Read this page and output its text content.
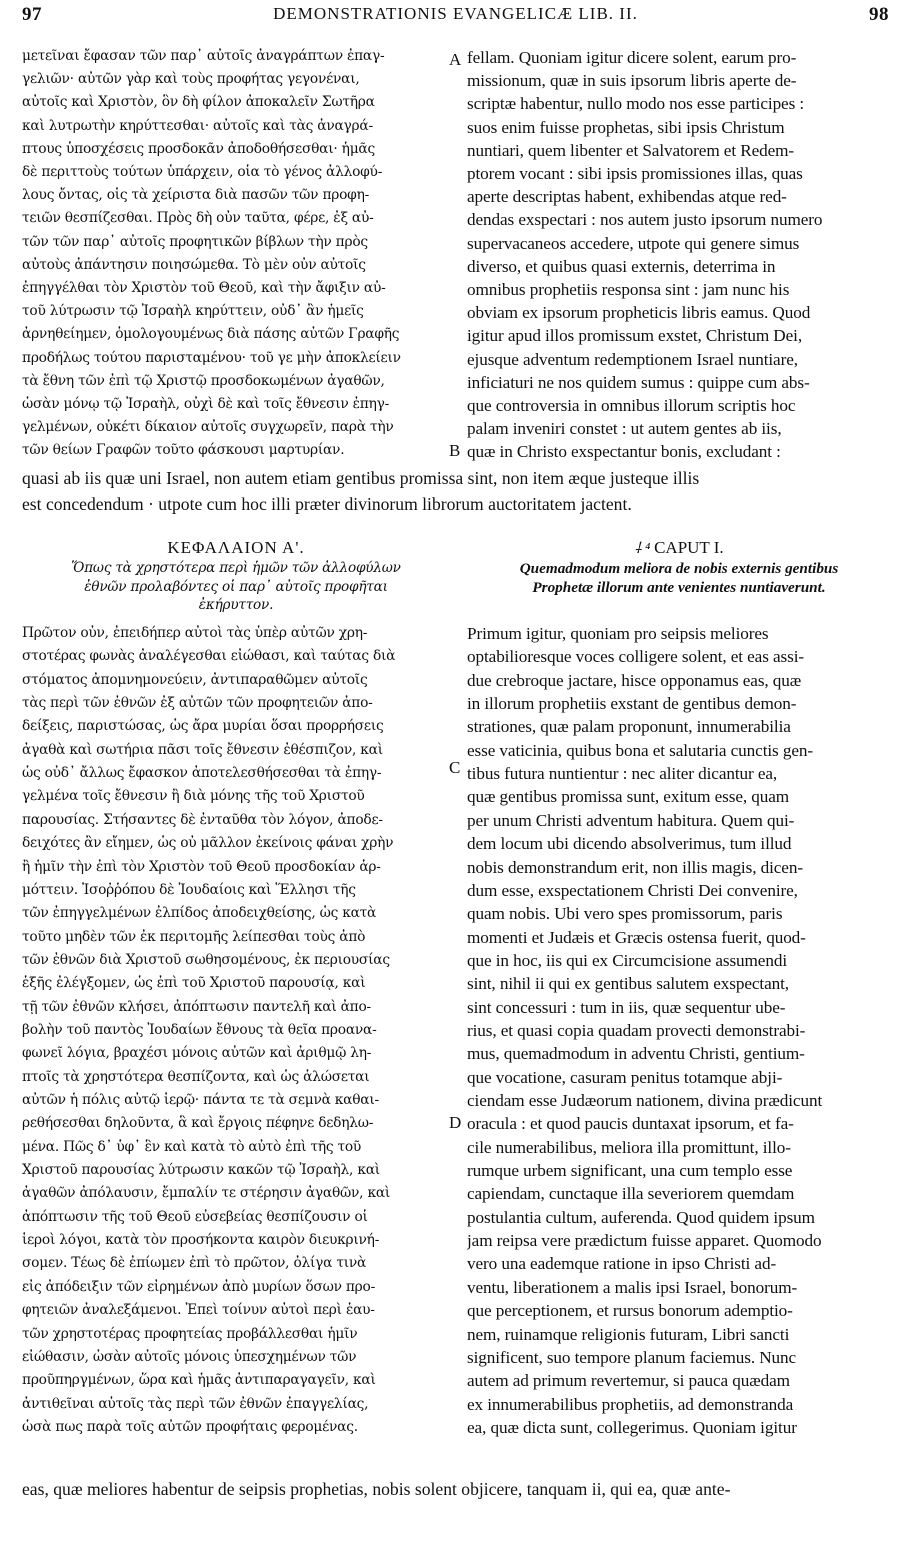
97	DEMONSTRATIONIS EVANGELICÆ LIB. II.	98
μετεῖναι ἔφασαν τῶν παρ᾽ αὐτοῖς ἀναγράπτων ἐπαγ-
γελιῶν· αὐτῶν γὰρ καὶ τοὺς προφήτας γεγονέναι,
αὐτοῖς καὶ Χριστὸν, ὃν δὴ φίλον ἀποκαλεῖν Σωτῆρα
καὶ λυτρωτὴν κηρύττεσθαι· αὐτοῖς καὶ τὰς ἀναγρά-
πτους ὑποσχέσεις προσδοκᾶν ἀποδοθήσεσθαι· ἡμᾶς
δὲ περιττοὺς τούτων ὑπάρχειν, οἷα τὸ γένος ἀλλοφύ-
λους ὄντας, οἷς τὰ χείριστα διὰ πασῶν τῶν προφη-
τειῶν θεσπίζεσθαι. Πρὸς δὴ οὖν ταῦτα, φέρε, ἐξ αὐ-
τῶν τῶν παρ᾽ αὐτοῖς προφητικῶν βίβλων τὴν πρὸς
αὐτοὺς ἀπάντησιν ποιησώμεθα. Τὸ μὲν οὖν αὐτοῖς
ἐπηγγέλθαι τὸν Χριστὸν τοῦ Θεοῦ, καὶ τὴν ἄφιξιν αὐ-
τοῦ λύτρωσιν τῷ Ἰσραὴλ κηρύττειν, οὐδ᾽ ἂν ἡμεῖς
ἀρνηθείημεν, ὁμολογουμένως διὰ πάσης αὐτῶν Γραφῆς
προδήλως τούτου παρισταμένου· τοῦ γε μὴν ἀποκλείειν
τὰ ἔθνη τῶν ἐπὶ τῷ Χριστῷ προσδοκωμένων ἀγαθῶν,
ὡσὰν μόνῳ τῷ Ἰσραὴλ, οὐχὶ δὲ καὶ τοῖς ἔθνεσιν ἐπηγ-
γελμένων, οὐκέτι δίκαιον αὐτοῖς συγχωρεῖν, παρὰ τὴν
τῶν θείων Γραφῶν τοῦτο φάσκουσι μαρτυρίαν.
fellam. Quoniam igitur dicere solent, earum pro-
missionum, quæ in suis ipsorum libris aperte de-
scriptæ habentur, nullo modo nos esse participes :
suos enim fuisse prophetas, sibi ipsis Christum
nuntiari, quem libenter et Salvatorem et Redem-
ptorem vocant : sibi ipsis promissiones illas, quas
aperte descriptas habent, exhibendas atque red-
dendas exspectari : nos autem justo ipsorum numero
supervacaneos accedere, utpote qui genere simus
diverso, et quibus quasi externis, deterrima in
omnibus prophetiis responsa sint : jam nunc his
obviam ex ipsorum propheticis libris eamus. Quod
igitur apud illos promissum exstet, Christum Dei,
ejusque adventum redemptionem Israel nuntiare,
inficiaturi ne nos quidem sumus : quippe cum abs-
que controversia in omnibus illorum scriptis hoc
palam inveniri constet : ut autem gentes ab iis,
quæ in Christo exspectantur bonis, excludant :
A
B
C
D
quasi ab iis quæ uni Israel, non autem etiam gentibus promissa sint, non item æque justeque illis
est concedendum · utpote cum hoc illi præter divinorum librorum auctoritatem jactent.
ΚΕΦΑΛΑΙΟΝ Α'.	⸸ ⁴ CAPUT I.
Ὅπως τὰ χρηστότερα περὶ ἡμῶν τῶν ἀλλοφύλων
ἐθνῶν προλαβόντες οἱ παρ᾽ αὐτοῖς προφῆται
ἐκήρυττον.
Quemadmodum meliora de nobis externis gentibus
Prophetæ illorum ante venientes nuntiaverunt.
Πρῶτον οὖν, ἐπειδήπερ αὐτοὶ τὰς ὑπὲρ αὐτῶν χρη-
στοτέρας φωνὰς ἀναλέγεσθαι εἰώθασι, καὶ ταύτας διὰ
στόματος ἀπομνημονεύειν, ἀντιπαραθῶμεν αὐτοῖς
τὰς περὶ τῶν ἐθνῶν ἐξ αὐτῶν τῶν προφητειῶν ἀπο-
δείξεις, παριστώσας, ὡς ἄρα μυρίαι ὅσαι προρρήσεις
ἀγαθὰ καὶ σωτήρια πᾶσι τοῖς ἔθνεσιν ἐθέσπιζον, καὶ
ὡς οὐδ᾽ ἄλλως ἔφασκον ἀποτελεσθήσεσθαι τὰ ἐπηγ-
γελμένα τοῖς ἔθνεσιν ἢ διὰ μόνης τῆς τοῦ Χριστοῦ
παρουσίας. Στήσαντες δὲ ἐνταῦθα τὸν λόγον, ἀποδε-
δειχότες ἂν εἴημεν, ὡς οὐ μᾶλλον ἐκείνοις φάναι χρὴν
ἢ ἡμῖν τὴν ἐπὶ τὸν Χριστὸν τοῦ Θεοῦ προσδοκίαν ἁρ-
μόττειν. Ἰσοῤῥόπου δὲ Ἰουδαίοις καὶ Ἕλλησι τῆς
τῶν ἐπηγγελμένων ἐλπίδος ἀποδειχθείσης, ὡς κατὰ
τοῦτο μηδὲν τῶν ἐκ περιτομῆς λείπεσθαι τοὺς ἀπὸ
τῶν ἐθνῶν διὰ Χριστοῦ σωθησομένους, ἐκ περιουσίας
ἑξῆς ἐλέγξομεν, ὡς ἐπὶ τοῦ Χριστοῦ παρουσίᾳ, καὶ
τῇ τῶν ἐθνῶν κλήσει, ἀπόπτωσιν παντελῆ καὶ ἀπο-
βολὴν τοῦ παντὸς Ἰουδαίων ἔθνους τὰ θεῖα προανα-
φωνεῖ λόγια, βραχέσι μόνοις αὐτῶν καὶ ἀριθμῷ λη-
πτοῖς τὰ χρηστότερα θεσπίζοντα, καὶ ὡς ἁλώσεται
αὐτῶν ἡ πόλις αὐτῷ ἱερῷ· πάντα τε τὰ σεμνὰ καθαι-
ρεθήσεσθαι δηλοῦντα, ἃ καὶ ἔργοις πέφηνε δεδηλω-
μένα. Πῶς δ᾽ ὑφ᾽ ἓν καὶ κατὰ τὸ αὐτὸ ἐπὶ τῆς τοῦ
Χριστοῦ παρουσίας λύτρωσιν κακῶν τῷ Ἰσραὴλ, καὶ
ἀγαθῶν ἀπόλαυσιν, ἔμπαλίν τε στέρησιν ἀγαθῶν, καὶ
ἀπόπτωσιν τῆς τοῦ Θεοῦ εὐσεβείας θεσπίζουσιν οἱ
ἱεροὶ λόγοι, κατὰ τὸν προσήκοντα καιρὸν διευκρινή-
σομεν. Τέως δὲ ἐπίωμεν ἐπὶ τὸ πρῶτον, ὀλίγα τινὰ
εἰς ἀπόδειξιν τῶν εἰρημένων ἀπὸ μυρίων ὅσων προ-
φητειῶν ἀναλεξάμενοι. Ἐπεὶ τοίνυν αὐτοὶ περὶ ἑαυ-
τῶν χρηστοτέρας προφητείας προβάλλεσθαι ἡμῖν
εἰώθασιν, ὡσὰν αὐτοῖς μόνοις ὑπεσχημένων τῶν
προῦπηργμένων, ὥρα καὶ ἡμᾶς ἀντιπαραγαγεῖν, καὶ
ἀντιθεῖναι αὐτοῖς τὰς περὶ τῶν ἐθνῶν ἐπαγγελίας,
ὡσὰ πως παρὰ τοῖς αὐτῶν προφήταις φερομένας.
Primum igitur, quoniam pro seipsis meliores
optabilioresque voces colligere solent, et eas assi-
due crebroque jactare, hisce opponamus eas, quæ
in illorum prophetiis exstant de gentibus demon-
strationes, quæ palam proponunt, innumerabilia
esse vaticinia, quibus bona et salutaria cunctis gen-
tibus futura nuntientur : nec aliter dicantur ea,
quæ gentibus promissa sunt, exitum esse, quam
per unum Christi adventum habitura. Quem qui-
dem locum ubi dicendo absolverimus, tum illud
nobis demonstrandum erit, non illis magis, dicen-
dum esse, exspectationem Christi Dei convenire,
quam nobis. Ubi vero spes promissorum, paris
momenti et Judæis et Græcis ostensa fuerit, quod-
que in hoc, iis qui ex Circumcisione assumendi
sint, nihil ii qui ex gentibus salutem exspectant,
sint concessuri : tum in iis, quæ sequentur ube-
rius, et quasi copia quadam provecti demonstrabi-
mus, quemadmodum in adventu Christi, gentium-
que vocatione, casuram penitus totamque abji-
ciendam esse Judæorum nationem, divina prædicunt
oracula : et quod paucis duntaxat ipsorum, et fa-
cile numerabilibus, meliora illa promittunt, illo-
rumque urbem significant, una cum templo esse
capiendam, cunctaque illa severiorem quemdam
postulantia cultum, auferenda. Quod quidem ipsum
jam reipsa vere prædictum fuisse apparet. Quomodo
vero una eademque ratione in ipso Christi ad-
ventu, liberationem a malis ipsi Israel, bonorum-
que perceptionem, et rursus bonorum ademptio-
nem, ruinamque religionis futuram, Libri sancti
significent, suo tempore planum faciemus. Nunc
autem ad primum revertemur, si pauca quædam
ex innumerabilibus prophetiis, ad demonstranda
ea, quæ dicta sunt, collegerimus. Quoniam igitur
eas, quæ meliores habentur de seipsis prophetias, nobis solent objicere, tanquam ii, qui ea, quæ ante-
◇ ◇ ◇
** EXERCISE DIRECTIONS **
List all lines in the material containing the string "externis".

** RESPONSE **
diverso, et quibus quasi externis, deterrima in
Quemadmodum meliora de nobis externis gentibus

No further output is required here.